LISTED RECORDS
— Start —

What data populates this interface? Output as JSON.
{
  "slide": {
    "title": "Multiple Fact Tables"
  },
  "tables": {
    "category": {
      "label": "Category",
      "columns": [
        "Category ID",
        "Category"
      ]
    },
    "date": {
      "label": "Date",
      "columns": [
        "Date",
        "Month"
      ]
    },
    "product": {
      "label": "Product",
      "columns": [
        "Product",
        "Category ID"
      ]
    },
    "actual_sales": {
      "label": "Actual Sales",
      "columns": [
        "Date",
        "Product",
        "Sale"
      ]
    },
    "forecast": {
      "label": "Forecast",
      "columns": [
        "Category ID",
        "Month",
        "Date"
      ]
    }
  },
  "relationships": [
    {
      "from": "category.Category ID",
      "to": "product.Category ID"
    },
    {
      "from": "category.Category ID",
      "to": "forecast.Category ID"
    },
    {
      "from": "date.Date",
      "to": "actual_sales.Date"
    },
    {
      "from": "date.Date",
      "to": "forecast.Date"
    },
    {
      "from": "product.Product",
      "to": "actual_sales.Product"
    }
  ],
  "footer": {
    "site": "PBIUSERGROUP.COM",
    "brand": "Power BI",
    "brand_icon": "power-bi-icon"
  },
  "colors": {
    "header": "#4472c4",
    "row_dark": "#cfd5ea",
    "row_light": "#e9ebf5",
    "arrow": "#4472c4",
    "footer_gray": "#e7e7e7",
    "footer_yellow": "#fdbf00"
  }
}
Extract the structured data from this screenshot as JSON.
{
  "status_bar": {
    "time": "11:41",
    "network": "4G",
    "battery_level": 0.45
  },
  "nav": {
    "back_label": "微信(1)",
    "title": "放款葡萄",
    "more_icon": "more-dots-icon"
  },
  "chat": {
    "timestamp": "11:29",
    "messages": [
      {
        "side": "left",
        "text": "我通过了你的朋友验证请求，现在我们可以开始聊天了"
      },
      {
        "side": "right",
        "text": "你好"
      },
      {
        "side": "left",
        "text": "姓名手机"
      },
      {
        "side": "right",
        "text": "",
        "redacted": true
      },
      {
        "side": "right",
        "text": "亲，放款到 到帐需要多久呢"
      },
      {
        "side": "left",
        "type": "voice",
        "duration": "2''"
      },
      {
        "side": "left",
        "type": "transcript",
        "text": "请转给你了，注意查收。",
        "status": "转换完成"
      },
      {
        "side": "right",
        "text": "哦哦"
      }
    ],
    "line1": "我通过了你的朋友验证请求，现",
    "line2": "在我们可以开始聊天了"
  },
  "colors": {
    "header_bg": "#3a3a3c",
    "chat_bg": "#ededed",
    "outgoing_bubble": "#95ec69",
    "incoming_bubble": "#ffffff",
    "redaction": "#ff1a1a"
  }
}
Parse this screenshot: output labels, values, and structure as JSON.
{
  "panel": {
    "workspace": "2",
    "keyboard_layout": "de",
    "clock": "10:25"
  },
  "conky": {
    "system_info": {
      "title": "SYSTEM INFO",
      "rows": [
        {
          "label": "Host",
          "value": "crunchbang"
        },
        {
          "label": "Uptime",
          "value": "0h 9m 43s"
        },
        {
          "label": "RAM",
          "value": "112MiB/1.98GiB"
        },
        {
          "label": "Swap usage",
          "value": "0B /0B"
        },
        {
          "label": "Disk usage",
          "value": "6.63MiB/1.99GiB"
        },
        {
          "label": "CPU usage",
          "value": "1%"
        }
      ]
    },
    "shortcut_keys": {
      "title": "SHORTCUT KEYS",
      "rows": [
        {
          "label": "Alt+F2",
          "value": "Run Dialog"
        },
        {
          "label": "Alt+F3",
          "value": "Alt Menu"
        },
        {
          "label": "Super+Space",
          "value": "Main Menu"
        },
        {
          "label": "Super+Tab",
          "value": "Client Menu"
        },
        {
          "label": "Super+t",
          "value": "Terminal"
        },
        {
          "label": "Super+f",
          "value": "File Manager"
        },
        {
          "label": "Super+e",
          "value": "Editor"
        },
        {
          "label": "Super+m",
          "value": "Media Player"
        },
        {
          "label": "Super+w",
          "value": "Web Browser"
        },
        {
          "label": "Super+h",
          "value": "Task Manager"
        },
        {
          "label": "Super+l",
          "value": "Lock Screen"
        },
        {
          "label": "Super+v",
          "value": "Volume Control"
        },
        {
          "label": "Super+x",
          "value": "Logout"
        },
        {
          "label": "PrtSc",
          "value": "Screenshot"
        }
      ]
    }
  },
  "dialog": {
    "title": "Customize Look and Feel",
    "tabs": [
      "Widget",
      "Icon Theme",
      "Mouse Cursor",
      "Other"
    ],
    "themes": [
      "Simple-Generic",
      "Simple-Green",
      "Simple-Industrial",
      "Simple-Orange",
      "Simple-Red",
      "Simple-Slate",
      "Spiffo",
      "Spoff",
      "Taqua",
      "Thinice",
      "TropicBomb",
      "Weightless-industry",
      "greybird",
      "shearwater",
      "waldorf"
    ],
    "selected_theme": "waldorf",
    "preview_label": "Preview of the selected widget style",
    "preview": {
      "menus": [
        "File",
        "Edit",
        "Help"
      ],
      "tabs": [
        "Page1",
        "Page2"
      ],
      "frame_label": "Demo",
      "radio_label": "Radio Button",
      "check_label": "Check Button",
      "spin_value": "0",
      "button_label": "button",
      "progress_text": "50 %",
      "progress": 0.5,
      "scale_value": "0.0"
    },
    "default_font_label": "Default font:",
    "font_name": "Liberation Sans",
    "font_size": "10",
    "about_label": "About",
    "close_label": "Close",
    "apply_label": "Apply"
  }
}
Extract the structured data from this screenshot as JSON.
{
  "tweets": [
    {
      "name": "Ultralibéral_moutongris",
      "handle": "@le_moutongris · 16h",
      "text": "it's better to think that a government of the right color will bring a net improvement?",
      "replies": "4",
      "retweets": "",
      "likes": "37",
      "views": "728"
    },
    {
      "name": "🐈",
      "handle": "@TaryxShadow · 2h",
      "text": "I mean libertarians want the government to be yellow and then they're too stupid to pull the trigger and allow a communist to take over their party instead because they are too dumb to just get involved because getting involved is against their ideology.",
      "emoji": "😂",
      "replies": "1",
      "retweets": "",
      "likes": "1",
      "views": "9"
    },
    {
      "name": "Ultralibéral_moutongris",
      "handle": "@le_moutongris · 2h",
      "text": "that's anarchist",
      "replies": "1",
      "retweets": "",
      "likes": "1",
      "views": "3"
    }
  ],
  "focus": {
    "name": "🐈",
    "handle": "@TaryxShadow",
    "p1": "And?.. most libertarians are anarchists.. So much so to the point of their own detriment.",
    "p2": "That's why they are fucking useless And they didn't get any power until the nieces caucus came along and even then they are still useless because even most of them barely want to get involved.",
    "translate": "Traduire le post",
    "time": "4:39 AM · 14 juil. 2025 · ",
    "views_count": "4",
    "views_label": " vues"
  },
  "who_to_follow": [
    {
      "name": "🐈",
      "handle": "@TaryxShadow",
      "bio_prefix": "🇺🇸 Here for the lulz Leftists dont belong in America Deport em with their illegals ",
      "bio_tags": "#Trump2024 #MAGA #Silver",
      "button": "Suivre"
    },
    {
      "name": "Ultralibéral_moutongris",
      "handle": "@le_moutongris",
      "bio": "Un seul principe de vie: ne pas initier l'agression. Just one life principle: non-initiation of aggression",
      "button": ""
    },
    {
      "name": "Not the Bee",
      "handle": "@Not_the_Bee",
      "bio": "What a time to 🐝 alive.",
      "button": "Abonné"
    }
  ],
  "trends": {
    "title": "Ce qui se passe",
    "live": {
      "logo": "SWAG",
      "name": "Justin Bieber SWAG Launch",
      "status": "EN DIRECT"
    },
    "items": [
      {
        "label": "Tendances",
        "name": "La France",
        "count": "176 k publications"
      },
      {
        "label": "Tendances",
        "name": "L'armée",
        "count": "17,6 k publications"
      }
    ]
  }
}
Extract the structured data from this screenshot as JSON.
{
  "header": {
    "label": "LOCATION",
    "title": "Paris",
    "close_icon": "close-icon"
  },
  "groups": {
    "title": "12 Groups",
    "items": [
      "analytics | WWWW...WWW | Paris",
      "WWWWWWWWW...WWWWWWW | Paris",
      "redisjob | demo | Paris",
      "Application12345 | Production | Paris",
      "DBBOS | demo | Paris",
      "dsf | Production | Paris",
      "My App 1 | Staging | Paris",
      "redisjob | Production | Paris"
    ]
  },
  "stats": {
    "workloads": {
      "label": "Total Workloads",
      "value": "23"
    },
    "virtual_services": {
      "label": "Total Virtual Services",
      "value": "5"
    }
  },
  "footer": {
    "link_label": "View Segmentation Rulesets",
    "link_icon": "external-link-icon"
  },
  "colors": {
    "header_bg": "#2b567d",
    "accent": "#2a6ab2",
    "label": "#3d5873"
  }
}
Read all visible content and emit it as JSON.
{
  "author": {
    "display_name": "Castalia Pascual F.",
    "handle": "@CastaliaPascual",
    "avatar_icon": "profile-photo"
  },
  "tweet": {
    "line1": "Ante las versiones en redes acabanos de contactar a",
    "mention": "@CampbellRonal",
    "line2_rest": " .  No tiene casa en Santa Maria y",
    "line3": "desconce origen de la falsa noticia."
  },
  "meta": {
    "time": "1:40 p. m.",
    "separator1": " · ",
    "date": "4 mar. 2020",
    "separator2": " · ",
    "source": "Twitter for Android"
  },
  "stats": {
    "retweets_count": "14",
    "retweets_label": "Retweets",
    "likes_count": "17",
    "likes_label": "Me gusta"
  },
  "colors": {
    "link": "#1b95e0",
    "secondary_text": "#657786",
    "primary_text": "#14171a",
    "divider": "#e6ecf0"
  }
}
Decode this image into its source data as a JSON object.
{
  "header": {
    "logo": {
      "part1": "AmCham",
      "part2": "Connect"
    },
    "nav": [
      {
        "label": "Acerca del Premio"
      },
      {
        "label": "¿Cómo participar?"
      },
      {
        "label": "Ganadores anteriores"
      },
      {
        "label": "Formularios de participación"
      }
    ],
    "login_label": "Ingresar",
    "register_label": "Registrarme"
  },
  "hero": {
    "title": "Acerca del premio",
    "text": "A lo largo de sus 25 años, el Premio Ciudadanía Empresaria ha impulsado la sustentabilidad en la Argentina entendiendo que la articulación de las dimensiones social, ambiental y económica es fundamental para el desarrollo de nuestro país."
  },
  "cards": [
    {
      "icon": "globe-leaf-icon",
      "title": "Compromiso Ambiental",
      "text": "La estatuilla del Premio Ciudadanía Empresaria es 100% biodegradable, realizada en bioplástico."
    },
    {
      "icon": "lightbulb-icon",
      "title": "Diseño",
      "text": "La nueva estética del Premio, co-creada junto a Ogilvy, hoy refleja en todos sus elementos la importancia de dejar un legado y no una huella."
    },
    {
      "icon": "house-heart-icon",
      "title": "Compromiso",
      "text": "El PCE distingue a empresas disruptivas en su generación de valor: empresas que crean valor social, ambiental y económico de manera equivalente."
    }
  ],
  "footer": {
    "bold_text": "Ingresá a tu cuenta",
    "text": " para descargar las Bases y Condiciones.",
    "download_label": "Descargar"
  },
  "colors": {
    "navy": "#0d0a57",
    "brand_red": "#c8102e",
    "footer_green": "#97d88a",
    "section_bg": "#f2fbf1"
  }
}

— End —

TASK GOAL
Search the entries for "Compromiso" and copy out each line that has it.

WRITTEN RESPONSE
      "title": "Compromiso Ambiental",
      "title": "Compromiso",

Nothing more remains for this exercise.